## START

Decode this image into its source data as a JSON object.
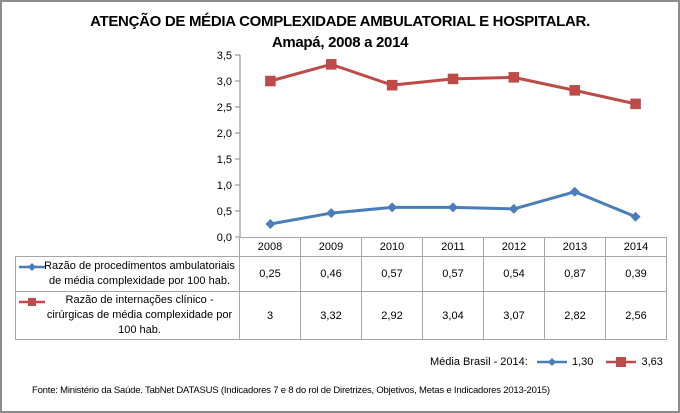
{
  "chart_data": {
    "type": "line",
    "title": "ATENÇÃO DE MÉDIA COMPLEXIDADE AMBULATORIAL E HOSPITALAR.",
    "subtitle": "Amapá, 2008 a 2014",
    "categories": [
      "2008",
      "2009",
      "2010",
      "2011",
      "2012",
      "2013",
      "2014"
    ],
    "ylim": [
      0,
      3.5
    ],
    "yticks": [
      "0,0",
      "0,5",
      "1,0",
      "1,5",
      "2,0",
      "2,5",
      "3,0",
      "3,5"
    ],
    "ytick_values": [
      0,
      0.5,
      1.0,
      1.5,
      2.0,
      2.5,
      3.0,
      3.5
    ],
    "xlabel": "",
    "ylabel": "",
    "grid": false,
    "legend": "data-table-bottom",
    "series": [
      {
        "name": "Razão de procedimentos ambulatoriais de média complexidade por 100 hab.",
        "name_lines": [
          "Razão de procedimentos ambulatoriais",
          "de média complexidade por 100 hab."
        ],
        "marker": "diamond",
        "color": "#4a7ebb",
        "values": [
          0.25,
          0.46,
          0.57,
          0.57,
          0.54,
          0.87,
          0.39
        ],
        "labels": [
          "0,25",
          "0,46",
          "0,57",
          "0,57",
          "0,54",
          "0,87",
          "0,39"
        ]
      },
      {
        "name": "Razão de internações clínico - cirúrgicas de média complexidade por 100 hab.",
        "name_lines": [
          "Razão de internações clínico -",
          "cirúrgicas de média complexidade por",
          "100 hab."
        ],
        "marker": "square",
        "color": "#be4b48",
        "values": [
          3.0,
          3.32,
          2.92,
          3.04,
          3.07,
          2.82,
          2.56
        ],
        "labels": [
          "3",
          "3,32",
          "2,92",
          "3,04",
          "3,07",
          "2,82",
          "2,56"
        ]
      }
    ]
  },
  "brasil": {
    "label": "Média Brasil - 2014:",
    "ambulatorial": "1,30",
    "internacoes": "3,63"
  },
  "source": "Fonte: Ministério da Saúde. TabNet DATASUS (Indicadores 7 e 8 do rol de Diretrizes, Objetivos, Metas e Indicadores 2013-2015)"
}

## END

#### GIVEN REQUEST:
In the material above, show every line where the word "clínico" turns up.

#### REPLY TO THE TASK:
        "name": "Razão de internações clínico - cirúrgicas de média complexidade por 100 hab.",
          "Razão de internações clínico -",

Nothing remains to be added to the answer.